__What to work on__
Collect every line below that contains the word "name".

__Items from a data source__
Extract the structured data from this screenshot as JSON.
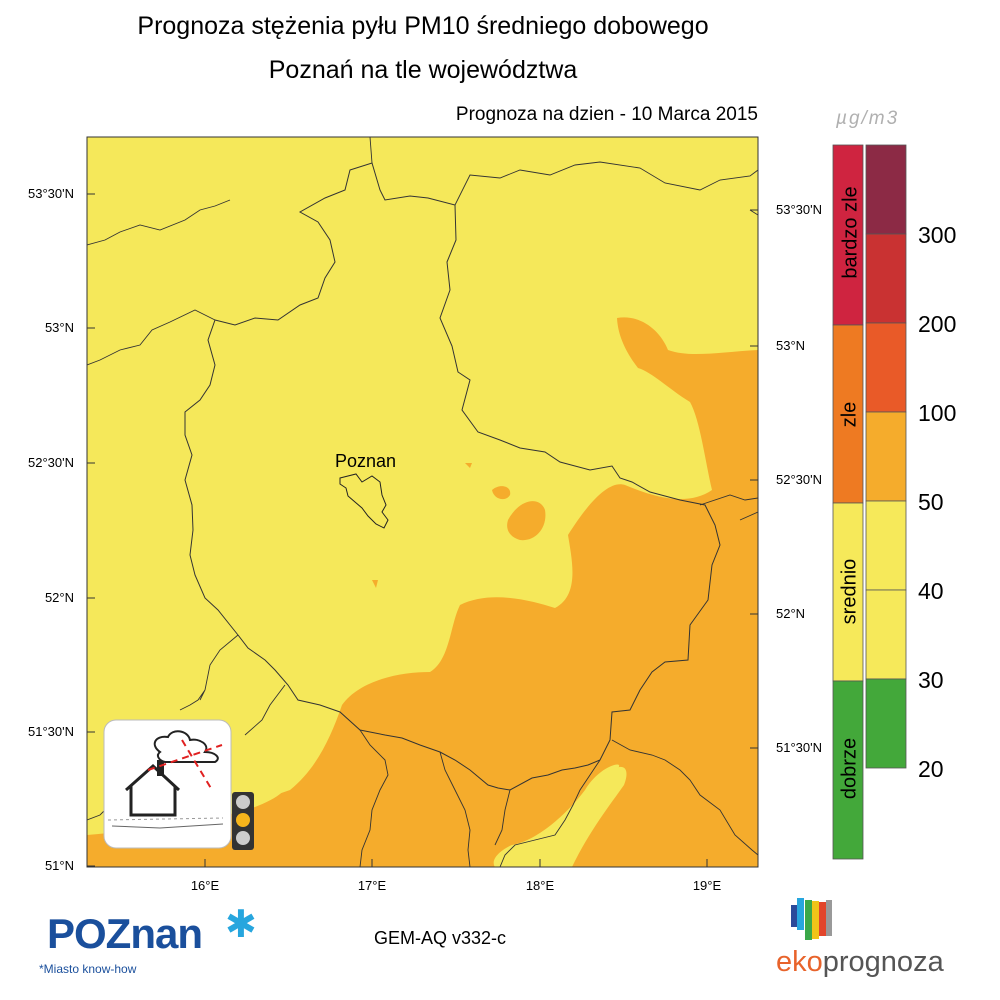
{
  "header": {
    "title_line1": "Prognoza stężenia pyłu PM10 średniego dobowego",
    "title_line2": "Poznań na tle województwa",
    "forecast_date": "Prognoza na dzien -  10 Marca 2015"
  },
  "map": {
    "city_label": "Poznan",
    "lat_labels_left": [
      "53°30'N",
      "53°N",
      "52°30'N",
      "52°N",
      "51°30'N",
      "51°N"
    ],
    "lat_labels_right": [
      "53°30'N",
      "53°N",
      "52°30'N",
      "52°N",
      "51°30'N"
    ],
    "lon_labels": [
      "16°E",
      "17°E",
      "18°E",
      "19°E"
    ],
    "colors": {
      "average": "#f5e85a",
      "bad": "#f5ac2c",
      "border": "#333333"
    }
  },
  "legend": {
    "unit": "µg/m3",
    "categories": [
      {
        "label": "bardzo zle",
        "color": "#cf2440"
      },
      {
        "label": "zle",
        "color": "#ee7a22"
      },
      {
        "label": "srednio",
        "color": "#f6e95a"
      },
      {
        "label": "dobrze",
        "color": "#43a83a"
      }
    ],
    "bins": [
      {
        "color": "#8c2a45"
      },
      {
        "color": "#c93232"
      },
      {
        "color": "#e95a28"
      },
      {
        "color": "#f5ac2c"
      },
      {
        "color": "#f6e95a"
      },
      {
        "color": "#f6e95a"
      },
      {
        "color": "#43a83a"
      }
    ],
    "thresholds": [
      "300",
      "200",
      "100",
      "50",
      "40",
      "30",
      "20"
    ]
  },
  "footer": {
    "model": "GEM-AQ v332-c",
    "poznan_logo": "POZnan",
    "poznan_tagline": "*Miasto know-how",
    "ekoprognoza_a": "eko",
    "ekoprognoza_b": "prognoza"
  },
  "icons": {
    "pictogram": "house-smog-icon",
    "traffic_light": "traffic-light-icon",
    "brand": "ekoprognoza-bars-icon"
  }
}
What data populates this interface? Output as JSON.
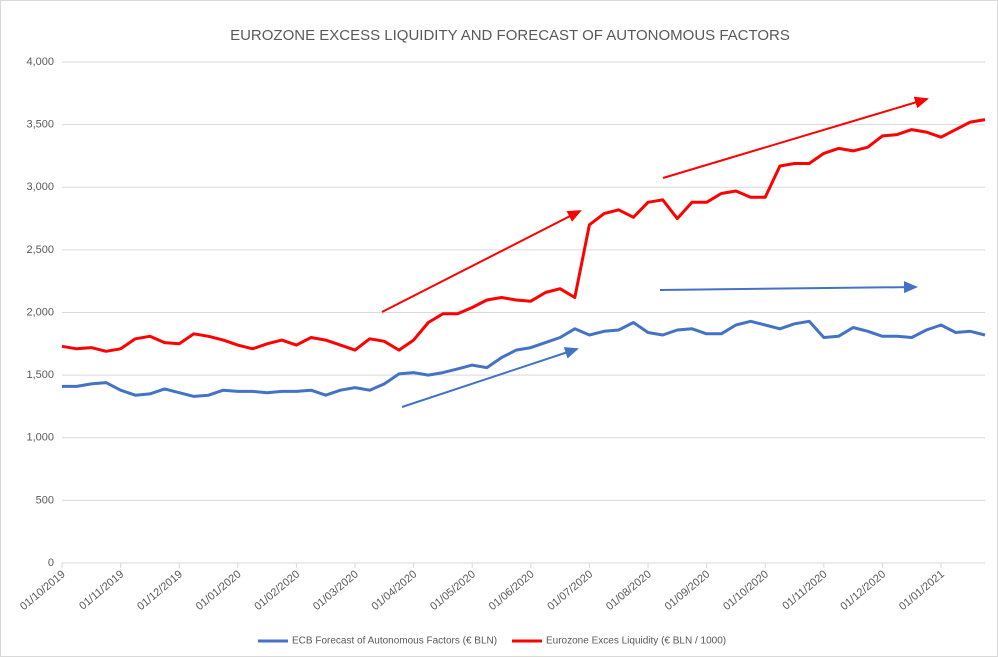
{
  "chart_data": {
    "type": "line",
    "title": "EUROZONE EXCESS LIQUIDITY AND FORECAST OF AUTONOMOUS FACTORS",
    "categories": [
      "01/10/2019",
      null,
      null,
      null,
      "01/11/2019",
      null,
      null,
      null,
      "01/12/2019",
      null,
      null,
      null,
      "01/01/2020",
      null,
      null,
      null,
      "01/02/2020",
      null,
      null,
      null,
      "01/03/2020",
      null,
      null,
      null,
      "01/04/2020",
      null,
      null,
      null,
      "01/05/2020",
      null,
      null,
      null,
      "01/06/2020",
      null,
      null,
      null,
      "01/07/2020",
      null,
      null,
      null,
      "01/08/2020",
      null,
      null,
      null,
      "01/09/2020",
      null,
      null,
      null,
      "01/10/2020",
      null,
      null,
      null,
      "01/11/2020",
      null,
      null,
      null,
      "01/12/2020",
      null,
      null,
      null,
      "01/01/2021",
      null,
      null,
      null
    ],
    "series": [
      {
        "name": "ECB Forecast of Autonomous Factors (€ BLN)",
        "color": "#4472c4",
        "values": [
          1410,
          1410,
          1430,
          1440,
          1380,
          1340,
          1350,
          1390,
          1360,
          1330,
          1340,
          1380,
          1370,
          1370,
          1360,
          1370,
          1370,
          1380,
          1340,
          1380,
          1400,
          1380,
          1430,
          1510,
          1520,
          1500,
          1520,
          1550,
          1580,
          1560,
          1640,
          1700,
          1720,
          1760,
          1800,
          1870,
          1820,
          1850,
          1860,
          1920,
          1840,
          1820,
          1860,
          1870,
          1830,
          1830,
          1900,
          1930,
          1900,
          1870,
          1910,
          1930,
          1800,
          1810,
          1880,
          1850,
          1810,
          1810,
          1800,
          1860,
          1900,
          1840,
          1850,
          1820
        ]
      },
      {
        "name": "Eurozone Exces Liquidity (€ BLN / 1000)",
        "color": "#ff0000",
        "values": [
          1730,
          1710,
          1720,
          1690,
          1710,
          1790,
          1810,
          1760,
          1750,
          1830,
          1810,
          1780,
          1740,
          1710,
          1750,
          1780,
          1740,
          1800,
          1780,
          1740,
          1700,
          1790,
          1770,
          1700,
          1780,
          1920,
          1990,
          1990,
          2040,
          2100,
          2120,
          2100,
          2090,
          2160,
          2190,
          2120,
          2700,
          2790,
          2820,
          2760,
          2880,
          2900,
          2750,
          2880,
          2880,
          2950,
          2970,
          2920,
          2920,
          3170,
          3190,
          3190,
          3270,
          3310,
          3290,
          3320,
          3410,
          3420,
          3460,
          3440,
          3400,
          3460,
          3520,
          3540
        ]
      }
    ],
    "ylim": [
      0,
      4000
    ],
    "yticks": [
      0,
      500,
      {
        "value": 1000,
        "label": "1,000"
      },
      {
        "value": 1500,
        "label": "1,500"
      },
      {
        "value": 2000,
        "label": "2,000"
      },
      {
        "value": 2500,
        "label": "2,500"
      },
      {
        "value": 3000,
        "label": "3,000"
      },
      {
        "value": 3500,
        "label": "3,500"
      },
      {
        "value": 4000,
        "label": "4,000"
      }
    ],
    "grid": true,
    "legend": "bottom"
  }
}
...
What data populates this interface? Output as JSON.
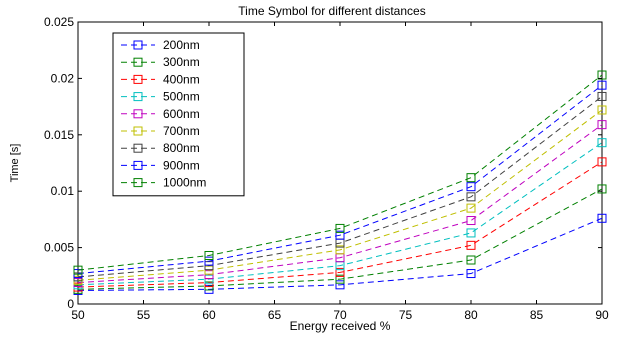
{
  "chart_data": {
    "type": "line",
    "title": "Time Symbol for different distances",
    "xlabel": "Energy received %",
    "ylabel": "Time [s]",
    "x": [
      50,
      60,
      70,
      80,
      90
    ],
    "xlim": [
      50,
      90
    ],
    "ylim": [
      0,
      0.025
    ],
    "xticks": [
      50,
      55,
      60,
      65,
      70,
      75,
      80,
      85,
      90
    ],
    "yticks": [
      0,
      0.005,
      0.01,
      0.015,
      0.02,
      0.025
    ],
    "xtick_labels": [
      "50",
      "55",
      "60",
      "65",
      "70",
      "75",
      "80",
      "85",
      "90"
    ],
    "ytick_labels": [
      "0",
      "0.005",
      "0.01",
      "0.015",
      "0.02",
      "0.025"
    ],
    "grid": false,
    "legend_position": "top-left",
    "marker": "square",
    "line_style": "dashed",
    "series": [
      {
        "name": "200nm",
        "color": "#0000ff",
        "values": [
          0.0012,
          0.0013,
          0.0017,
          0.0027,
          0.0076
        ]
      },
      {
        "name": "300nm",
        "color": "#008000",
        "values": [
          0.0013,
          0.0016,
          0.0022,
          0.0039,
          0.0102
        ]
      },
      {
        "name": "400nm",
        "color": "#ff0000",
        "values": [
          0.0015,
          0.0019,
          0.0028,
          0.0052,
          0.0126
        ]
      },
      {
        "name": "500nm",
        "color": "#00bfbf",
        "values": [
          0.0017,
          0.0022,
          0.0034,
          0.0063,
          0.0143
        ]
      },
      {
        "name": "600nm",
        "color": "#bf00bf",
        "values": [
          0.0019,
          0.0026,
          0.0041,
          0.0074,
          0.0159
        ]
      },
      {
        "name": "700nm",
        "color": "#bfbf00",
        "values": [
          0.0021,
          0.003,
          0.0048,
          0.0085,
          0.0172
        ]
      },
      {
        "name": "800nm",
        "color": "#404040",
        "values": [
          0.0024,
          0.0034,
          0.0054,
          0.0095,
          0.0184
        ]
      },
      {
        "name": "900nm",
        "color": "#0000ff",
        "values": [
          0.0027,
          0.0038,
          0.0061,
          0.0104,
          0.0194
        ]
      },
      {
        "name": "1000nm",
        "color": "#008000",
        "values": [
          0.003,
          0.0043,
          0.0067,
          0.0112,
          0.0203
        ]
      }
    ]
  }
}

__Reply to the task__
        "name": "ECB Forecast of Autonomous Factors (€ BLN)",
        "name": "Eurozone Exces Liquidity (€ BLN / 1000)",
        "name": "200nm",
        "name": "300nm",
        "name": "400nm",
        "name": "500nm",
        "name": "600nm",
        "name": "700nm",
        "name": "800nm",
        "name": "900nm",
        "name": "1000nm",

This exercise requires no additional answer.